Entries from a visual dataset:
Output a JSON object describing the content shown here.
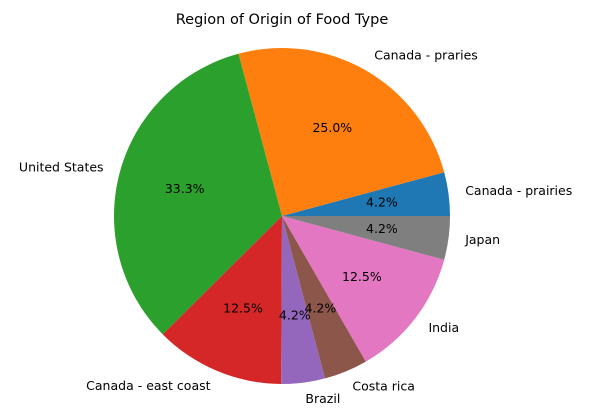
{
  "chart_data": {
    "type": "pie",
    "title": "Region of Origin of Food Type",
    "start_angle_deg": 0,
    "direction": "counterclockwise",
    "slices": [
      {
        "label": "Canada - prairies",
        "value": 4.2,
        "pct_label": "4.2%",
        "color": "#1f77b4"
      },
      {
        "label": "Canada - praries",
        "value": 25.0,
        "pct_label": "25.0%",
        "color": "#ff7f0e"
      },
      {
        "label": "United States",
        "value": 33.3,
        "pct_label": "33.3%",
        "color": "#2ca02c"
      },
      {
        "label": "Canada - east coast",
        "value": 12.5,
        "pct_label": "12.5%",
        "color": "#d62728"
      },
      {
        "label": "Brazil",
        "value": 4.2,
        "pct_label": "4.2%",
        "color": "#9467bd"
      },
      {
        "label": "Costa rica",
        "value": 4.2,
        "pct_label": "4.2%",
        "color": "#8c564b"
      },
      {
        "label": "India",
        "value": 12.5,
        "pct_label": "12.5%",
        "color": "#e377c2"
      },
      {
        "label": "Japan",
        "value": 4.2,
        "pct_label": "4.2%",
        "color": "#7f7f7f"
      }
    ]
  }
}
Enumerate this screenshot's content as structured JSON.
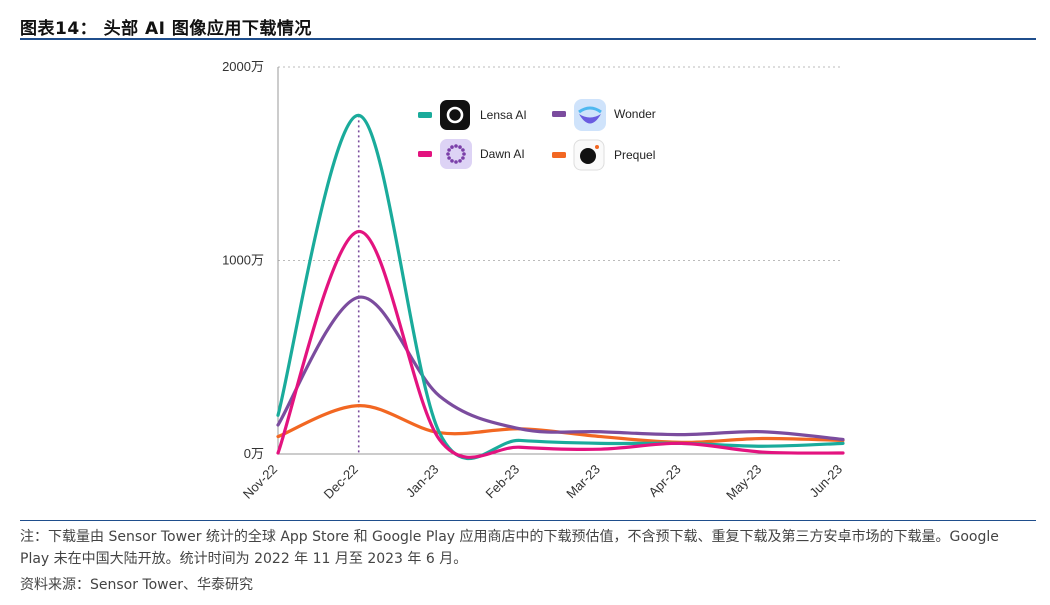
{
  "header": {
    "title": "图表14：  头部 AI 图像应用下载情况"
  },
  "chart_data": {
    "type": "line",
    "title": "",
    "xlabel": "",
    "ylabel": "",
    "categories": [
      "Nov-22",
      "Dec-22",
      "Jan-23",
      "Feb-23",
      "Mar-23",
      "Apr-23",
      "May-23",
      "Jun-23"
    ],
    "y_ticks": [
      "2000万",
      "1000万",
      "0万"
    ],
    "y_tick_values": [
      2000,
      1000,
      0
    ],
    "ylim": [
      0,
      2000
    ],
    "grid": "horizontal-dotted",
    "highlight_category": "Dec-22",
    "legend_position": "top-center",
    "series": [
      {
        "name": "Lensa AI",
        "color": "#1aab9b",
        "icon": "lensa-app-icon",
        "values": [
          200,
          1750,
          110,
          70,
          55,
          55,
          40,
          55
        ]
      },
      {
        "name": "Wonder",
        "color": "#7b4c9e",
        "icon": "wonder-app-icon",
        "values": [
          150,
          810,
          300,
          130,
          115,
          100,
          115,
          75
        ]
      },
      {
        "name": "Dawn AI",
        "color": "#e3137f",
        "icon": "dawn-app-icon",
        "values": [
          5,
          1150,
          75,
          35,
          25,
          55,
          10,
          5
        ]
      },
      {
        "name": "Prequel",
        "color": "#f26722",
        "icon": "prequel-app-icon",
        "values": [
          90,
          250,
          110,
          130,
          90,
          60,
          80,
          70
        ]
      }
    ]
  },
  "footer": {
    "note": "注：下载量由 Sensor Tower 统计的全球 App Store 和 Google Play 应用商店中的下载预估值，不含预下载、重复下载及第三方安卓市场的下载量。Google Play 未在中国大陆开放。统计时间为 2022 年 11 月至 2023 年 6 月。",
    "source": "资料来源：Sensor Tower、华泰研究"
  }
}
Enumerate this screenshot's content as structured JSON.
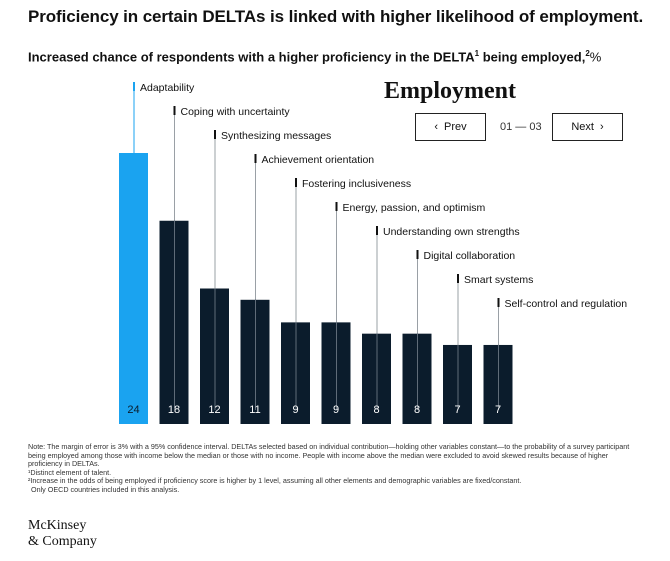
{
  "header": {
    "title": "Proficiency in certain DELTAs is linked with higher likelihood of employment.",
    "subtitle_main": "Increased chance of respondents with a higher proficiency in the DELTA",
    "subtitle_sup1": "1",
    "subtitle_mid": " being employed,",
    "subtitle_sup2": "2",
    "subtitle_unit": "%"
  },
  "panel": {
    "title": "Employment",
    "prev_label": "Prev",
    "next_label": "Next",
    "pager": "01 — 03"
  },
  "chart_data": {
    "type": "bar",
    "categories": [
      "Adaptability",
      "Coping with uncertainty",
      "Synthesizing messages",
      "Achievement orientation",
      "Fostering inclusiveness",
      "Energy, passion, and optimism",
      "Understanding own strengths",
      "Digital collaboration",
      "Smart systems",
      "Self-control and regulation"
    ],
    "values": [
      24,
      18,
      12,
      11,
      9,
      9,
      8,
      8,
      7,
      7
    ],
    "ylim": [
      0,
      24
    ],
    "highlight_index": 0,
    "highlight_color": "#1aa3f0",
    "bar_color": "#0b1c2c"
  },
  "notes": {
    "note": "Note: The margin of error is 3% with a 95% confidence interval. DELTAs selected based on individual contribution—holding other variables constant—to the probability of a survey participant being employed among those with income below the median or those with no income. People with income above the median were excluded to avoid skewed results because of higher proficiency in DELTAs.",
    "footnote1": "¹Distinct element of talent.",
    "footnote2": "²Increase in the odds of being employed if proficiency score is higher by 1 level, assuming all other elements and demographic variables are fixed/constant.",
    "footnote3": "Only OECD countries included in this analysis."
  },
  "brand": {
    "line1": "McKinsey",
    "line2": "& Company"
  }
}
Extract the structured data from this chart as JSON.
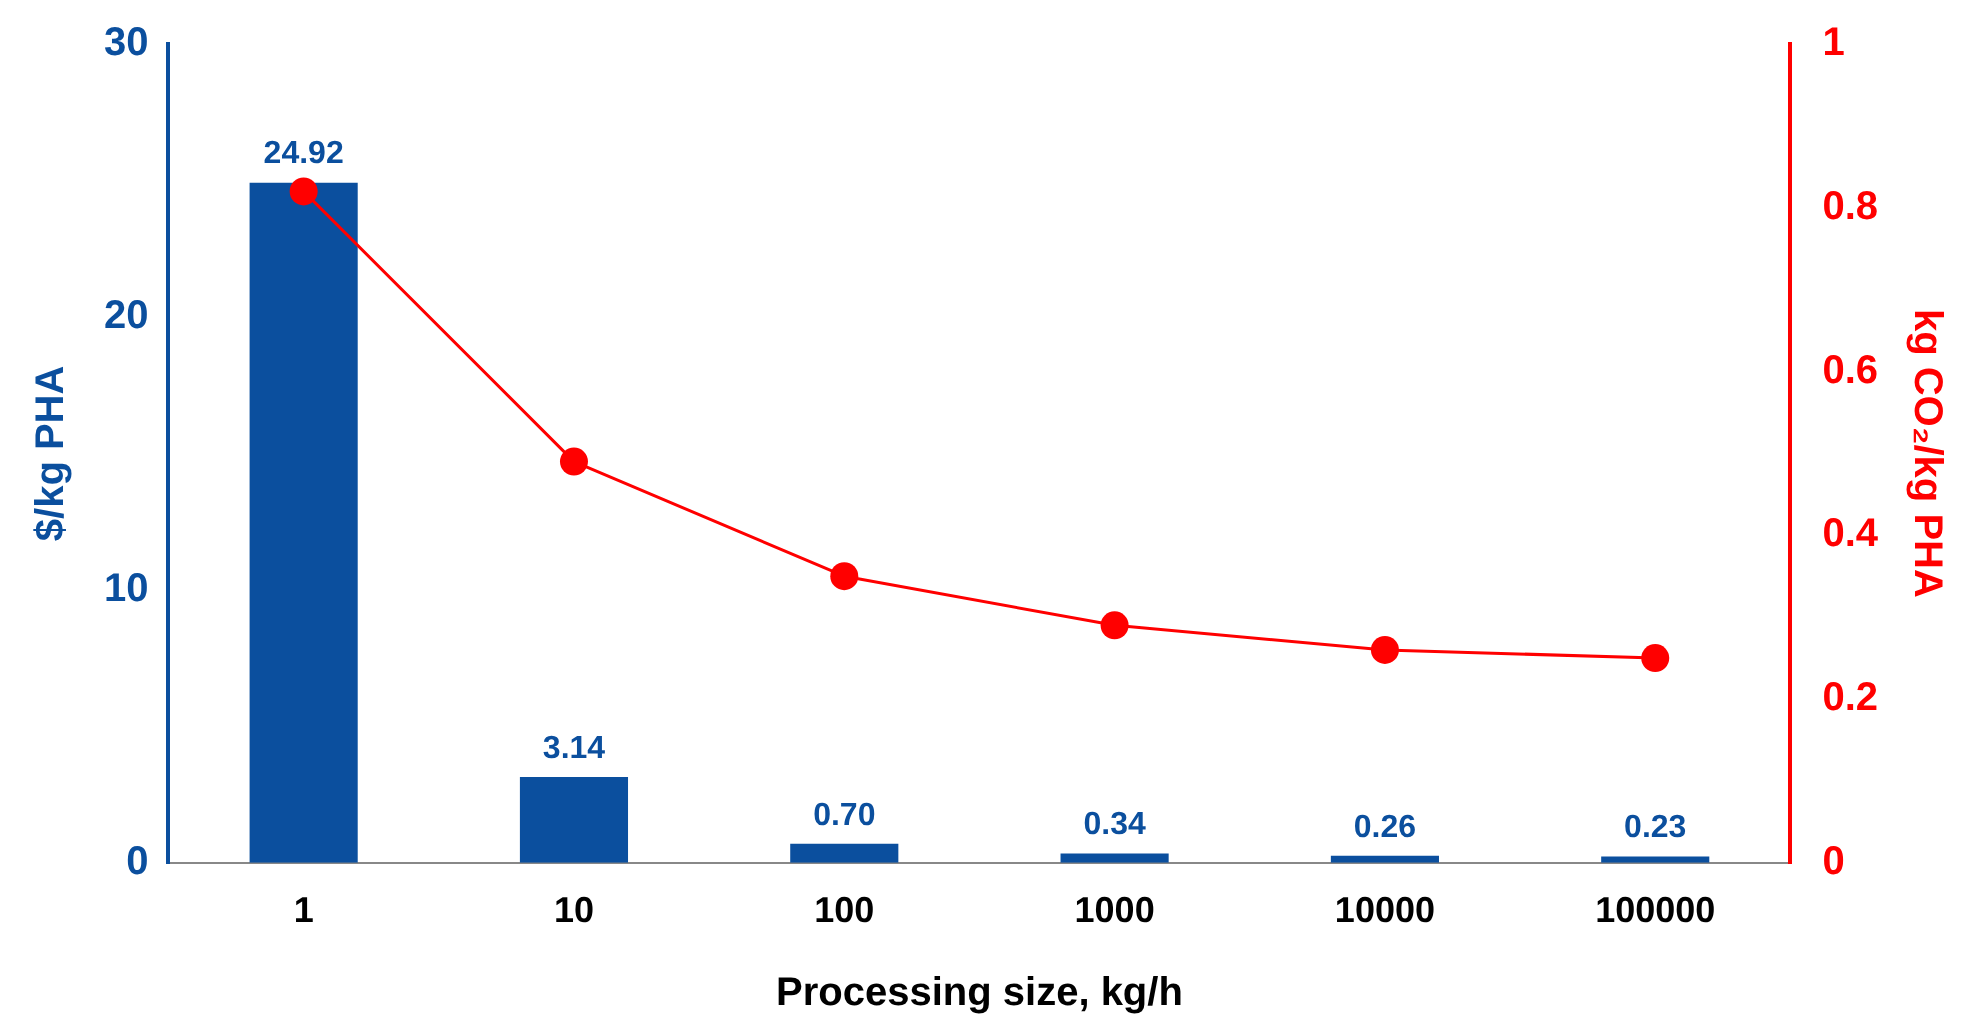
{
  "chart_data": {
    "type": "bar",
    "xlabel": "Processing size, kg/h",
    "ylabel": "$/kg PHA",
    "y2label": "kg CO₂/kg PHA",
    "categories": [
      "1",
      "10",
      "100",
      "1000",
      "10000",
      "100000"
    ],
    "series": [
      {
        "color": "#0b4f9e",
        "values": [
          24.92,
          3.14,
          0.7,
          0.34,
          0.26,
          0.23
        ],
        "value_labels": [
          "24.92",
          "3.14",
          "0.70",
          "0.34",
          "0.26",
          "0.23"
        ]
      },
      {
        "type": "line",
        "axis": "y2",
        "color": "#ff0000",
        "marker": "circle",
        "values": [
          0.82,
          0.49,
          0.35,
          0.29,
          0.26,
          0.25
        ]
      }
    ],
    "ylim": [
      0,
      30
    ],
    "yticks": [
      0,
      10,
      20,
      30
    ],
    "y2lim": [
      0,
      1
    ],
    "y2ticks": [
      0,
      0.2,
      0.4,
      0.6,
      0.8,
      1
    ],
    "grid": false,
    "legend": false
  }
}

> _Written instruction_
Restate each line of the records exactly; pictures do not belong in the copy.

> _Final result_
Output a JSON object describing the content shown here.
{
  "chart_data": {
    "type": "pie",
    "title": "Region of Origin of Food Type",
    "start_angle_deg": 0,
    "direction": "counterclockwise",
    "slices": [
      {
        "label": "Canada - prairies",
        "value": 4.2,
        "pct_label": "4.2%",
        "color": "#1f77b4"
      },
      {
        "label": "Canada - praries",
        "value": 25.0,
        "pct_label": "25.0%",
        "color": "#ff7f0e"
      },
      {
        "label": "United States",
        "value": 33.3,
        "pct_label": "33.3%",
        "color": "#2ca02c"
      },
      {
        "label": "Canada - east coast",
        "value": 12.5,
        "pct_label": "12.5%",
        "color": "#d62728"
      },
      {
        "label": "Brazil",
        "value": 4.2,
        "pct_label": "4.2%",
        "color": "#9467bd"
      },
      {
        "label": "Costa rica",
        "value": 4.2,
        "pct_label": "4.2%",
        "color": "#8c564b"
      },
      {
        "label": "India",
        "value": 12.5,
        "pct_label": "12.5%",
        "color": "#e377c2"
      },
      {
        "label": "Japan",
        "value": 4.2,
        "pct_label": "4.2%",
        "color": "#7f7f7f"
      }
    ]
  }
}
Enumerate this screenshot's content as structured JSON.
{
  "header": {
    "title": "图表14：  头部 AI 图像应用下载情况"
  },
  "chart_data": {
    "type": "line",
    "title": "",
    "xlabel": "",
    "ylabel": "",
    "categories": [
      "Nov-22",
      "Dec-22",
      "Jan-23",
      "Feb-23",
      "Mar-23",
      "Apr-23",
      "May-23",
      "Jun-23"
    ],
    "y_ticks": [
      "2000万",
      "1000万",
      "0万"
    ],
    "y_tick_values": [
      2000,
      1000,
      0
    ],
    "ylim": [
      0,
      2000
    ],
    "grid": "horizontal-dotted",
    "highlight_category": "Dec-22",
    "legend_position": "top-center",
    "series": [
      {
        "name": "Lensa AI",
        "color": "#1aab9b",
        "icon": "lensa-app-icon",
        "values": [
          200,
          1750,
          110,
          70,
          55,
          55,
          40,
          55
        ]
      },
      {
        "name": "Wonder",
        "color": "#7b4c9e",
        "icon": "wonder-app-icon",
        "values": [
          150,
          810,
          300,
          130,
          115,
          100,
          115,
          75
        ]
      },
      {
        "name": "Dawn AI",
        "color": "#e3137f",
        "icon": "dawn-app-icon",
        "values": [
          5,
          1150,
          75,
          35,
          25,
          55,
          10,
          5
        ]
      },
      {
        "name": "Prequel",
        "color": "#f26722",
        "icon": "prequel-app-icon",
        "values": [
          90,
          250,
          110,
          130,
          90,
          60,
          80,
          70
        ]
      }
    ]
  },
  "footer": {
    "note": "注：下载量由 Sensor Tower 统计的全球 App Store 和 Google Play 应用商店中的下载预估值，不含预下载、重复下载及第三方安卓市场的下载量。Google Play 未在中国大陆开放。统计时间为 2022 年 11 月至 2023 年 6 月。",
    "source": "资料来源：Sensor Tower、华泰研究"
  }
}
Enumerate this screenshot's content as structured JSON.
{
  "header": {
    "title": "Proficiency in certain DELTAs is linked with higher likelihood of employment.",
    "subtitle_main": "Increased chance of respondents with a higher proficiency in the DELTA",
    "subtitle_sup1": "1",
    "subtitle_mid": " being employed,",
    "subtitle_sup2": "2",
    "subtitle_unit": "%"
  },
  "panel": {
    "title": "Employment",
    "prev_label": "Prev",
    "next_label": "Next",
    "pager": "01 — 03"
  },
  "chart_data": {
    "type": "bar",
    "categories": [
      "Adaptability",
      "Coping with uncertainty",
      "Synthesizing messages",
      "Achievement orientation",
      "Fostering inclusiveness",
      "Energy, passion, and optimism",
      "Understanding own strengths",
      "Digital collaboration",
      "Smart systems",
      "Self-control and regulation"
    ],
    "values": [
      24,
      18,
      12,
      11,
      9,
      9,
      8,
      8,
      7,
      7
    ],
    "ylim": [
      0,
      24
    ],
    "highlight_index": 0,
    "highlight_color": "#1aa3f0",
    "bar_color": "#0b1c2c"
  },
  "notes": {
    "note": "Note: The margin of error is 3% with a 95% confidence interval. DELTAs selected based on individual contribution—holding other variables constant—to the probability of a survey participant being employed among those with income below the median or those with no income. People with income above the median were excluded to avoid skewed results because of higher proficiency in DELTAs.",
    "footnote1": "¹Distinct element of talent.",
    "footnote2": "²Increase in the odds of being employed if proficiency score is higher by 1 level, assuming all other elements and demographic variables are fixed/constant.",
    "footnote3": "Only OECD countries included in this analysis."
  },
  "brand": {
    "line1": "McKinsey",
    "line2": "& Company"
  }
}
Extract the structured data from this chart as JSON.
{
  "chart_data": {
    "type": "bar",
    "xlabel": "Processing size, kg/h",
    "ylabel": "$/kg PHA",
    "y2label": "kg CO₂/kg PHA",
    "categories": [
      "1",
      "10",
      "100",
      "1000",
      "10000",
      "100000"
    ],
    "series": [
      {
        "color": "#0b4f9e",
        "values": [
          24.92,
          3.14,
          0.7,
          0.34,
          0.26,
          0.23
        ],
        "value_labels": [
          "24.92",
          "3.14",
          "0.70",
          "0.34",
          "0.26",
          "0.23"
        ]
      },
      {
        "type": "line",
        "axis": "y2",
        "color": "#ff0000",
        "marker": "circle",
        "values": [
          0.82,
          0.49,
          0.35,
          0.29,
          0.26,
          0.25
        ]
      }
    ],
    "ylim": [
      0,
      30
    ],
    "yticks": [
      0,
      10,
      20,
      30
    ],
    "y2lim": [
      0,
      1
    ],
    "y2ticks": [
      0,
      0.2,
      0.4,
      0.6,
      0.8,
      1
    ],
    "grid": false,
    "legend": false
  }
}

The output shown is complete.